SHORT EXERCISE: Send back all the data below, exactly as given.

Start DATA EXTRACT

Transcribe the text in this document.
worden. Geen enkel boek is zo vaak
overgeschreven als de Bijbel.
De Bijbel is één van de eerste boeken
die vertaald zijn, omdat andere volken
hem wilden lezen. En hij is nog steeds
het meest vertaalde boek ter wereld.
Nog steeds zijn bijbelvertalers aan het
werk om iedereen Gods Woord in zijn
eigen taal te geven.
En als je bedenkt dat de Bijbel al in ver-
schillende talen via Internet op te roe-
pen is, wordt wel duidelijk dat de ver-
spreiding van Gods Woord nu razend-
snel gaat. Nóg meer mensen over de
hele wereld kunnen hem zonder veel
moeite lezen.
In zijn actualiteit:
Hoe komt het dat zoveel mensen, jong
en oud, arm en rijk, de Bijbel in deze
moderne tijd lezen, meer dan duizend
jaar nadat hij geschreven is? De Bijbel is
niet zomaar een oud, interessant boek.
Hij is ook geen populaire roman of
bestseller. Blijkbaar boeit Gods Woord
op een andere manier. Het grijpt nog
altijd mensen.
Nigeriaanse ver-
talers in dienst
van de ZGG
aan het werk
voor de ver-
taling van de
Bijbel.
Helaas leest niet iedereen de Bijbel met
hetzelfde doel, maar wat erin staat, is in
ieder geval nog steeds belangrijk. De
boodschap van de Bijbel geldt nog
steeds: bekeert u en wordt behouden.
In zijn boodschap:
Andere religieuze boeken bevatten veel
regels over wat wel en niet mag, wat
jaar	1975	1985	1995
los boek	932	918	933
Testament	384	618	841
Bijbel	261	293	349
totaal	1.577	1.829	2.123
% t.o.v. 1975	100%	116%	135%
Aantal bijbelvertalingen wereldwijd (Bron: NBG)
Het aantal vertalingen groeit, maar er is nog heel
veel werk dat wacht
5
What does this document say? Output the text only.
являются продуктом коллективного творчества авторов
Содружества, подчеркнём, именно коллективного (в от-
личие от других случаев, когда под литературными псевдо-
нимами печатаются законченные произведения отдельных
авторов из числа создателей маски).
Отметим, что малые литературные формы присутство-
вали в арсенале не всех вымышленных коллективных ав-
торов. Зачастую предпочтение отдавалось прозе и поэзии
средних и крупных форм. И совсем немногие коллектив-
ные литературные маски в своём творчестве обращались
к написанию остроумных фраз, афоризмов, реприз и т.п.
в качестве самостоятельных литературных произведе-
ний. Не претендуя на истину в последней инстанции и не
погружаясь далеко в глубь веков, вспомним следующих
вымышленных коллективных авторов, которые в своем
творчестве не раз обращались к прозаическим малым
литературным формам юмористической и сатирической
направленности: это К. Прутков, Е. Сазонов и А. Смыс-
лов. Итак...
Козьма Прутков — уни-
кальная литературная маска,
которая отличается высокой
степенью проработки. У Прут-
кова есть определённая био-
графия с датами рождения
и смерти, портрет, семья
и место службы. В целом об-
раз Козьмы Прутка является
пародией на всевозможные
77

End DATA EXTRACT

RESULT FOR THIS EXERCISE:
Transcribe the text in this document.
worden. Geen enkel boek is zo vaak
overgeschreven als de Bijbel.
De Bijbel is één van de eerste boeken
die vertaald zijn, omdat andere volken
hem wilden lezen. En hij is nog steeds
het meest vertaalde boek ter wereld.
Nog steeds zijn bijbelvertalers aan het
werk om iedereen Gods Woord in zijn
eigen taal te geven.
En als je bedenkt dat de Bijbel al in ver-
schillende talen via Internet op te roe-
pen is, wordt wel duidelijk dat de ver-
spreiding van Gods Woord nu razend-
snel gaat. Nóg meer mensen over de
hele wereld kunnen hem zonder veel
moeite lezen.
In zijn actualiteit:
Hoe komt het dat zoveel mensen, jong
en oud, arm en rijk, de Bijbel in deze
moderne tijd lezen, meer dan duizend
jaar nadat hij geschreven is? De Bijbel is
niet zomaar een oud, interessant boek.
Hij is ook geen populaire roman of
bestseller. Blijkbaar boeit Gods Woord
op een andere manier. Het grijpt nog
altijd mensen.
Nigeriaanse ver-
talers in dienst
van de ZGG
aan het werk
voor de ver-
taling van de
Bijbel.
Helaas leest niet iedereen de Bijbel met
hetzelfde doel, maar wat erin staat, is in
ieder geval nog steeds belangrijk. De
boodschap van de Bijbel geldt nog
steeds: bekeert u en wordt behouden.
In zijn boodschap:
Andere religieuze boeken bevatten veel
regels over wat wel en niet mag, wat
jaar	1975	1985	1995
los boek	932	918	933
Testament	384	618	841
Bijbel	261	293	349
totaal	1.577	1.829	2.123
% t.o.v. 1975	100%	116%	135%
Aantal bijbelvertalingen wereldwijd (Bron: NBG)
Het aantal vertalingen groeit, maar er is nog heel
veel werk dat wacht
5
What does this document say? Output the text only.
являются продуктом коллективного творчества авторов
Содружества, подчеркнём, именно коллективного (в от-
личие от других случаев, когда под литературными псевдо-
нимами печатаются законченные произведения отдельных
авторов из числа создателей маски).
Отметим, что малые литературные формы присутство-
вали в арсенале не всех вымышленных коллективных ав-
торов. Зачастую предпочтение отдавалось прозе и поэзии
средних и крупных форм. И совсем немногие коллектив-
ные литературные маски в своём творчестве обращались
к написанию остроумных фраз, афоризмов, реприз и т.п.
в качестве самостоятельных литературных произведе-
ний. Не претендуя на истину в последней инстанции и не
погружаясь далеко в глубь веков, вспомним следующих
вымышленных коллективных авторов, которые в своем
творчестве не раз обращались к прозаическим малым
литературным формам юмористической и сатирической
направленности: это К. Прутков, Е. Сазонов и А. Смыс-
лов. Итак...
Козьма Прутков — уни-
кальная литературная маска,
которая отличается высокой
степенью проработки. У Прут-
кова есть определённая био-
графия с датами рождения
и смерти, портрет, семья
и место службы. В целом об-
раз Козьмы Прутка является
пародией на всевозможные
77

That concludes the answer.